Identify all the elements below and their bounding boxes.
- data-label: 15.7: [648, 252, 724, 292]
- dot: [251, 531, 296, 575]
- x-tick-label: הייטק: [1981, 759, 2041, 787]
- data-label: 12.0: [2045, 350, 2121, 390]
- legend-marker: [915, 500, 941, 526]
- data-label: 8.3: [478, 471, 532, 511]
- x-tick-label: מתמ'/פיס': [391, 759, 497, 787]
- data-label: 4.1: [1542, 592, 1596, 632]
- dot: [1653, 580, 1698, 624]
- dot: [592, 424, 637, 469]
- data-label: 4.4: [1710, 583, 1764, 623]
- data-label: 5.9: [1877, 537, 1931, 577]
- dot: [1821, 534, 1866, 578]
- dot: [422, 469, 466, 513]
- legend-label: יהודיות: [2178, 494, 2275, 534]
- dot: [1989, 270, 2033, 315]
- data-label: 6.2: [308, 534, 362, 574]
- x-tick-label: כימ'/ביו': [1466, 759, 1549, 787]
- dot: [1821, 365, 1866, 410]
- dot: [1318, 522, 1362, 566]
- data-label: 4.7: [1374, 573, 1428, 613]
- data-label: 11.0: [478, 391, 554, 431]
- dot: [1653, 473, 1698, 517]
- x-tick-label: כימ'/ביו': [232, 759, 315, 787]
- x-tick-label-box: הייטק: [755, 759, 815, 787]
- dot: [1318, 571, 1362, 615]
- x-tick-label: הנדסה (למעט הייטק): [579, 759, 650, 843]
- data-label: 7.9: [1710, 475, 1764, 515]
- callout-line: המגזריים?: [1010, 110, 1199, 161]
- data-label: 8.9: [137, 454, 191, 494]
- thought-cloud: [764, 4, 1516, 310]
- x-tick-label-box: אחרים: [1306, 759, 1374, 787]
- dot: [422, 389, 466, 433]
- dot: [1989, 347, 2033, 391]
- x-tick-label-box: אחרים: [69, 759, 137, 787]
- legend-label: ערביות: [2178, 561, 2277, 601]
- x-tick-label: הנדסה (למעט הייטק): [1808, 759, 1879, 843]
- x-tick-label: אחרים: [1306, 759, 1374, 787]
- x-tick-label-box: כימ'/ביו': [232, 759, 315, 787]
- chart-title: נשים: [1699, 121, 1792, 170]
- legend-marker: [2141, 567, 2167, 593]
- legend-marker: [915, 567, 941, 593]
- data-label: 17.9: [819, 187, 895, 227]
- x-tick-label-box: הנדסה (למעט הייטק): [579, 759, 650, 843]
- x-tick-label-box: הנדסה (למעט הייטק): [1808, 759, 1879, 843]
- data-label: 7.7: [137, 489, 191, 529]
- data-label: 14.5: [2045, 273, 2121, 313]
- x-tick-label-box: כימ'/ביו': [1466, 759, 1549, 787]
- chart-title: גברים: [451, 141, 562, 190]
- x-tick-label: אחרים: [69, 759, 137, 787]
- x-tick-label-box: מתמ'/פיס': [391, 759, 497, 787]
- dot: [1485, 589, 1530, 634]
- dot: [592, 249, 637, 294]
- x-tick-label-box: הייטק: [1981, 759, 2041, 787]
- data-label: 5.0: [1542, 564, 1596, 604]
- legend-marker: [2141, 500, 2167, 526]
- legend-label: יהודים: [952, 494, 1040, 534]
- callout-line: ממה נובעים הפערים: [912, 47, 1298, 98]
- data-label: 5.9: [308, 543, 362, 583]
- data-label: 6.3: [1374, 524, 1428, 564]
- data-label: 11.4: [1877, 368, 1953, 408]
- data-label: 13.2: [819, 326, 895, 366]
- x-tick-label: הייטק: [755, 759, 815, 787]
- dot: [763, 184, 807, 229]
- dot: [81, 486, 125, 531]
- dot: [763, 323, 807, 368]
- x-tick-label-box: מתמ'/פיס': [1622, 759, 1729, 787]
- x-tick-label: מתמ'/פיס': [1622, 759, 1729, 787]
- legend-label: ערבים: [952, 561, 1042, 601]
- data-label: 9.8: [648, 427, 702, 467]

*****

[EXERCISE DIRECTIONS] Can you copy every line of the listing above word for word, without changing anything?

[ANSWER TO THE TASK]
Identify all the elements below and their bounding boxes.
- data-label: 15.7: [648, 252, 724, 292]
- dot: [251, 531, 296, 575]
- x-tick-label: הייטק: [1981, 759, 2041, 787]
- data-label: 12.0: [2045, 350, 2121, 390]
- legend-marker: [915, 500, 941, 526]
- data-label: 8.3: [478, 471, 532, 511]
- x-tick-label: מתמ'/פיס': [391, 759, 497, 787]
- data-label: 4.1: [1542, 592, 1596, 632]
- dot: [1653, 580, 1698, 624]
- dot: [592, 424, 637, 469]
- data-label: 4.4: [1710, 583, 1764, 623]
- data-label: 5.9: [1877, 537, 1931, 577]
- dot: [1821, 534, 1866, 578]
- dot: [422, 469, 466, 513]
- legend-label: יהודיות: [2178, 494, 2275, 534]
- dot: [1989, 270, 2033, 315]
- data-label: 6.2: [308, 534, 362, 574]
- x-tick-label: כימ'/ביו': [1466, 759, 1549, 787]
- dot: [1821, 365, 1866, 410]
- dot: [1318, 522, 1362, 566]
- data-label: 4.7: [1374, 573, 1428, 613]
- data-label: 11.0: [478, 391, 554, 431]
- dot: [1653, 473, 1698, 517]
- x-tick-label: כימ'/ביו': [232, 759, 315, 787]
- x-tick-label-box: הייטק: [755, 759, 815, 787]
- dot: [1318, 571, 1362, 615]
- x-tick-label: הנדסה (למעט הייטק): [579, 759, 650, 843]
- data-label: 7.9: [1710, 475, 1764, 515]
- callout-line: המגזריים?: [1010, 110, 1199, 161]
- data-label: 8.9: [137, 454, 191, 494]
- thought-cloud: [764, 4, 1516, 310]
- x-tick-label-box: אחרים: [1306, 759, 1374, 787]
- dot: [422, 389, 466, 433]
- dot: [1989, 347, 2033, 391]
- x-tick-label-box: אחרים: [69, 759, 137, 787]
- legend-label: ערביות: [2178, 561, 2277, 601]
- x-tick-label: הנדסה (למעט הייטק): [1808, 759, 1879, 843]
- x-tick-label: אחרים: [1306, 759, 1374, 787]
- x-tick-label-box: כימ'/ביו': [232, 759, 315, 787]
- chart-title: נשים: [1699, 121, 1792, 170]
- legend-marker: [2141, 567, 2167, 593]
- legend-marker: [915, 567, 941, 593]
- data-label: 17.9: [819, 187, 895, 227]
- x-tick-label-box: הנדסה (למעט הייטק): [579, 759, 650, 843]
- x-tick-label-box: הנדסה (למעט הייטק): [1808, 759, 1879, 843]
- data-label: 7.7: [137, 489, 191, 529]
- data-label: 14.5: [2045, 273, 2121, 313]
- x-tick-label-box: כימ'/ביו': [1466, 759, 1549, 787]
- chart-title: גברים: [451, 141, 562, 190]
- x-tick-label: אחרים: [69, 759, 137, 787]
- x-tick-label-box: מתמ'/פיס': [391, 759, 497, 787]
- dot: [1485, 589, 1530, 634]
- dot: [592, 249, 637, 294]
- x-tick-label-box: הייטק: [1981, 759, 2041, 787]
- data-label: 5.0: [1542, 564, 1596, 604]
- legend-marker: [2141, 500, 2167, 526]
- legend-label: יהודים: [952, 494, 1040, 534]
- callout-line: ממה נובעים הפערים: [912, 47, 1298, 98]
- data-label: 5.9: [308, 543, 362, 583]
- data-label: 6.3: [1374, 524, 1428, 564]
- data-label: 11.4: [1877, 368, 1953, 408]
- data-label: 13.2: [819, 326, 895, 366]
- x-tick-label: הייטק: [755, 759, 815, 787]
- dot: [763, 184, 807, 229]
- dot: [81, 486, 125, 531]
- dot: [763, 323, 807, 368]
- x-tick-label-box: מתמ'/פיס': [1622, 759, 1729, 787]
- x-tick-label: מתמ'/פיס': [1622, 759, 1729, 787]
- legend-label: ערבים: [952, 561, 1042, 601]
- data-label: 9.8: [648, 427, 702, 467]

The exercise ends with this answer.